**SET EXERCISE:**
Write the data out again, character for character, with no images.

--- START RECORDED INFORMATION ---

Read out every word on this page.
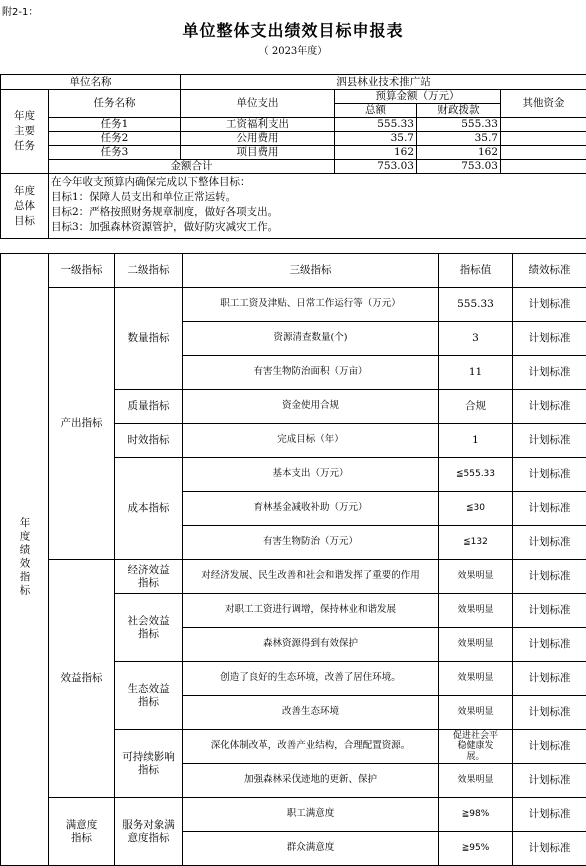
附2-1：
单位整体支出绩效目标申报表
（ 2023年度）
单位名称		泗县林业技术推广站			
年度主要任务	任务名称	单位支出	预算金额（万元）		其他资金
			总额	财政拨款	
	任务1	工资福利支出	555.33	555.33	
	任务2	公用费用	35.7	35.7	
	任务3	项目费用	162	162	
	金额合计		753.03	753.03	
年度总体目标	在今年收支预算内确保完成以下整体目标：
目标1：保障人员支出和单位正常运转。
目标2：严格按照财务规章制度，做好各项支出。
目标3：加强森林资源管护，做好防灾减灾工作。				
年度绩效指标	一级指标	二级指标	三级指标	指标值	绩效标准
	产出指标	数量指标	职工工资及津贴、日常工作运行等（万元）	555.33	计划标准
			资源清查数量(个)	3	计划标准
			有害生物防治面积（万亩）	11	计划标准
		质量指标	资金使用合规	合规	计划标准
		时效指标	完成目标（年）	1	计划标准
		成本指标	基本支出（万元）	≦555.33	计划标准
			育林基金减收补助（万元）	≦30	计划标准
			有害生物防治（万元）	≦132	计划标准
	效益指标	经济效益指标	对经济发展、民生改善和社会和谐发挥了重要的作用	效果明显	计划标准
		社会效益指标	对职工工资进行调增，保持林业和谐发展	效果明显	计划标准
			森林资源得到有效保护	效果明显	计划标准
		生态效益指标	创造了良好的生态环境，改善了居住环境。	效果明显	计划标准
			改善生态环境	效果明显	计划标准
		可持续影响指标	深化体制改革，改善产业结构，合理配置资源。	促进社会平稳健康发展。	计划标准
			加强森林采伐迹地的更新、保护	效果明显	计划标准
	满意度指标	服务对象满意度指标	职工满意度	≧98%	计划标准
			群众满意度	≧95%	计划标准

--- END RECORDED INFORMATION ---

**SOLUTION TO THE EXERCISE:**
Read out every word on this page.
附2-1：
单位整体支出绩效目标申报表
（ 2023年度）
单位名称		泗县林业技术推广站			
年度主要任务	任务名称	单位支出	预算金额（万元）		其他资金
			总额	财政拨款	
	任务1	工资福利支出	555.33	555.33	
	任务2	公用费用	35.7	35.7	
	任务3	项目费用	162	162	
	金额合计		753.03	753.03	
年度总体目标	在今年收支预算内确保完成以下整体目标：
目标1：保障人员支出和单位正常运转。
目标2：严格按照财务规章制度，做好各项支出。
目标3：加强森林资源管护，做好防灾减灾工作。				
年度绩效指标	一级指标	二级指标	三级指标	指标值	绩效标准
	产出指标	数量指标	职工工资及津贴、日常工作运行等（万元）	555.33	计划标准
			资源清查数量(个)	3	计划标准
			有害生物防治面积（万亩）	11	计划标准
		质量指标	资金使用合规	合规	计划标准
		时效指标	完成目标（年）	1	计划标准
		成本指标	基本支出（万元）	≦555.33	计划标准
			育林基金减收补助（万元）	≦30	计划标准
			有害生物防治（万元）	≦132	计划标准
	效益指标	经济效益指标	对经济发展、民生改善和社会和谐发挥了重要的作用	效果明显	计划标准
		社会效益指标	对职工工资进行调增，保持林业和谐发展	效果明显	计划标准
			森林资源得到有效保护	效果明显	计划标准
		生态效益指标	创造了良好的生态环境，改善了居住环境。	效果明显	计划标准
			改善生态环境	效果明显	计划标准
		可持续影响指标	深化体制改革，改善产业结构，合理配置资源。	促进社会平稳健康发展。	计划标准
			加强森林采伐迹地的更新、保护	效果明显	计划标准
	满意度指标	服务对象满意度指标	职工满意度	≧98%	计划标准
			群众满意度	≧95%	计划标准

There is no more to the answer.